What the task asks »
Keep only the lines where "ylabel" appears.

Dataset excerpts »
[Begin]
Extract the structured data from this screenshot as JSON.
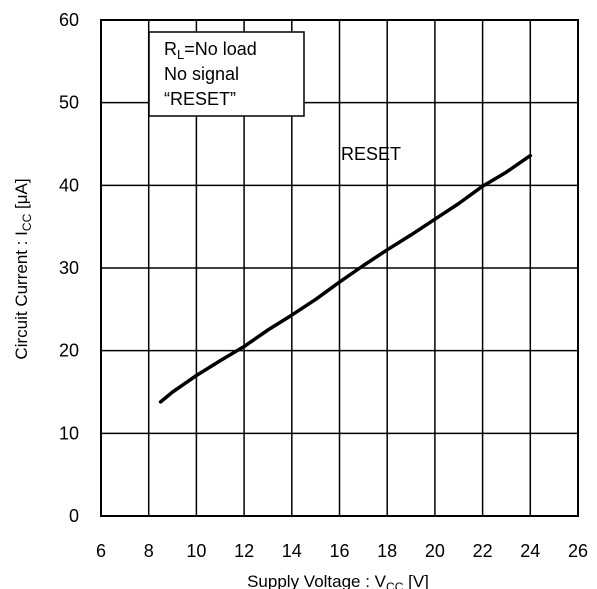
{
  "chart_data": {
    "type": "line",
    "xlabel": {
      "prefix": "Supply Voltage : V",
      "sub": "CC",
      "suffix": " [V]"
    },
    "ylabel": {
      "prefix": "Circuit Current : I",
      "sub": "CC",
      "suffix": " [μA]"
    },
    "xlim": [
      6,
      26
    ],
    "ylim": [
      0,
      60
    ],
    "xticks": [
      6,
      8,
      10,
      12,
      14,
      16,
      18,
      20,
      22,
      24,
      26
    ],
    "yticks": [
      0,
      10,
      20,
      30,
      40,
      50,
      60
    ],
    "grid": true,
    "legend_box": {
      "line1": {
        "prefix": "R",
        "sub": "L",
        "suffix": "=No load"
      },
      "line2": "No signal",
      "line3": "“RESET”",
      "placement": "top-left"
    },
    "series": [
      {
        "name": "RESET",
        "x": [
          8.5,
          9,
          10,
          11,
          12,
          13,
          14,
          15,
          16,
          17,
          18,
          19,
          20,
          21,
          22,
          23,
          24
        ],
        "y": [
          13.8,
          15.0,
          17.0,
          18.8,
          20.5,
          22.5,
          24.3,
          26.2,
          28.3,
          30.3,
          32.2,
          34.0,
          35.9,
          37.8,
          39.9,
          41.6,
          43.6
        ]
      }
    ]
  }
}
[End]
[Begin]
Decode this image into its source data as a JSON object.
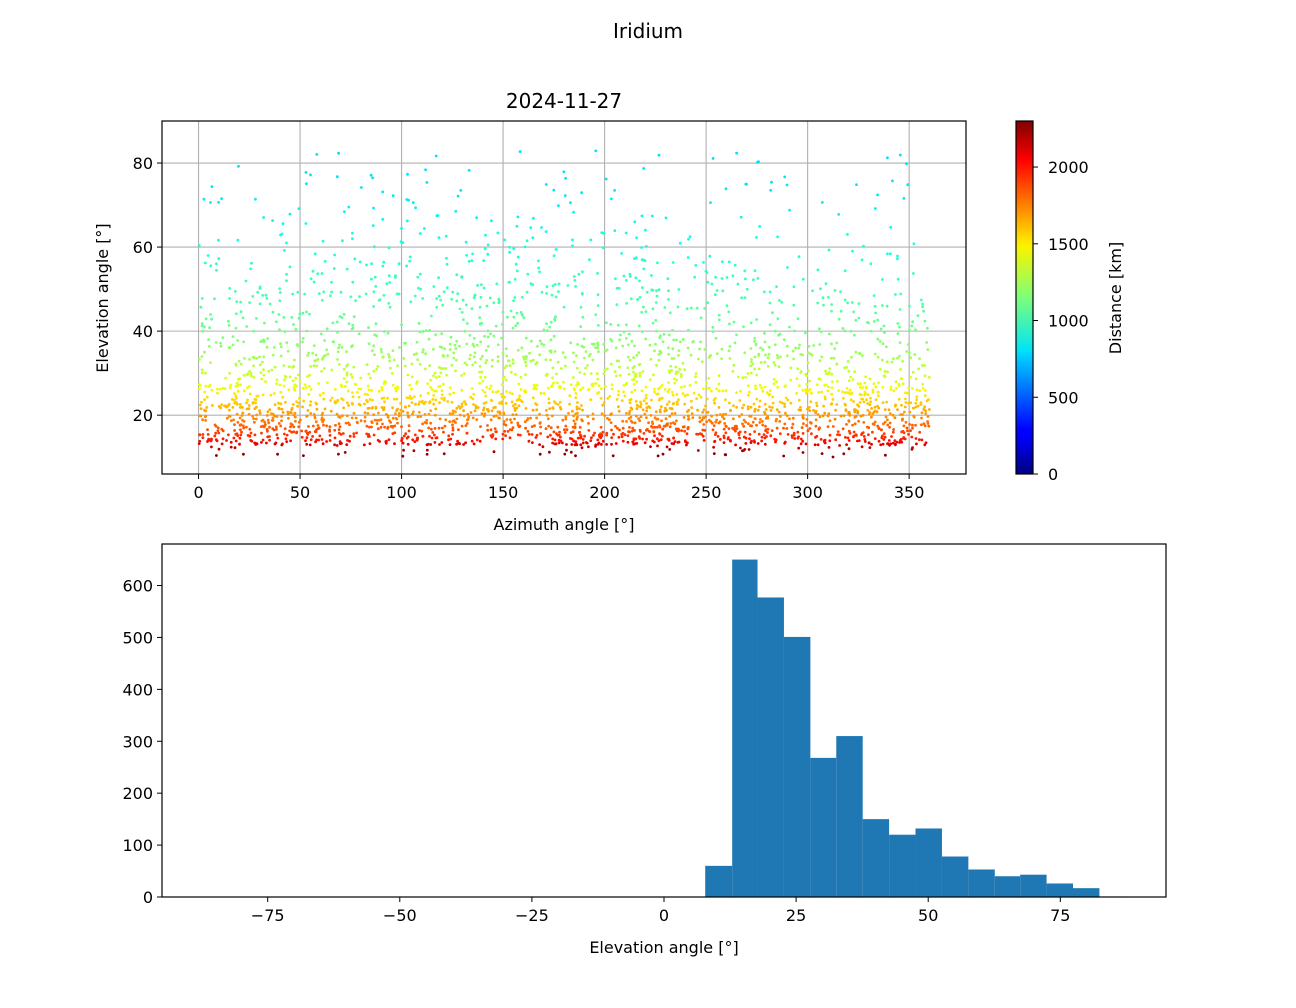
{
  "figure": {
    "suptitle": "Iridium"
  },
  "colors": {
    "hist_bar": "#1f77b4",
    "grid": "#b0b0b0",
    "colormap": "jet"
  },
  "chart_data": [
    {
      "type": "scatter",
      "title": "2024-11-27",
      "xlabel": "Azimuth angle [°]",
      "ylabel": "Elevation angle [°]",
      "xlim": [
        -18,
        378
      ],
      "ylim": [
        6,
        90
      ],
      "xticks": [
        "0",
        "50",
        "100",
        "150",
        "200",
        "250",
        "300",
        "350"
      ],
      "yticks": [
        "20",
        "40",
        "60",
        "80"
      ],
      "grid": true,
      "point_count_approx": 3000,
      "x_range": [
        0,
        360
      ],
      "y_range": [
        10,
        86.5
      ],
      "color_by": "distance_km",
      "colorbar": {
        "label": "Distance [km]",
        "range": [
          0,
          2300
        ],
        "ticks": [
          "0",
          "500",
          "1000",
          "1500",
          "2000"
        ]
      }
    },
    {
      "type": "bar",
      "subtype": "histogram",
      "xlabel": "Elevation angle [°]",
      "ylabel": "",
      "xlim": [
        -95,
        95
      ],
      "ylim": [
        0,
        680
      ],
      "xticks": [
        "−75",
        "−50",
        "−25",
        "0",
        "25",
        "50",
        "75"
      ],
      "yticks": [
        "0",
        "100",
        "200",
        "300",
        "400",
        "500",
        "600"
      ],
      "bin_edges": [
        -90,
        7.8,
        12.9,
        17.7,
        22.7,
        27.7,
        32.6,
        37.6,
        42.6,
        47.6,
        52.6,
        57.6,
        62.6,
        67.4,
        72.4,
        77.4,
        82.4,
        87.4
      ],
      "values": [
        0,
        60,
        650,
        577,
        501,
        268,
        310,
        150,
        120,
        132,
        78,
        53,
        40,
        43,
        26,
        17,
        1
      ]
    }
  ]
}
[End]
Response »
    "ylabel": {
      "ylabel": "Elevation angle [°]",
      "ylabel": "",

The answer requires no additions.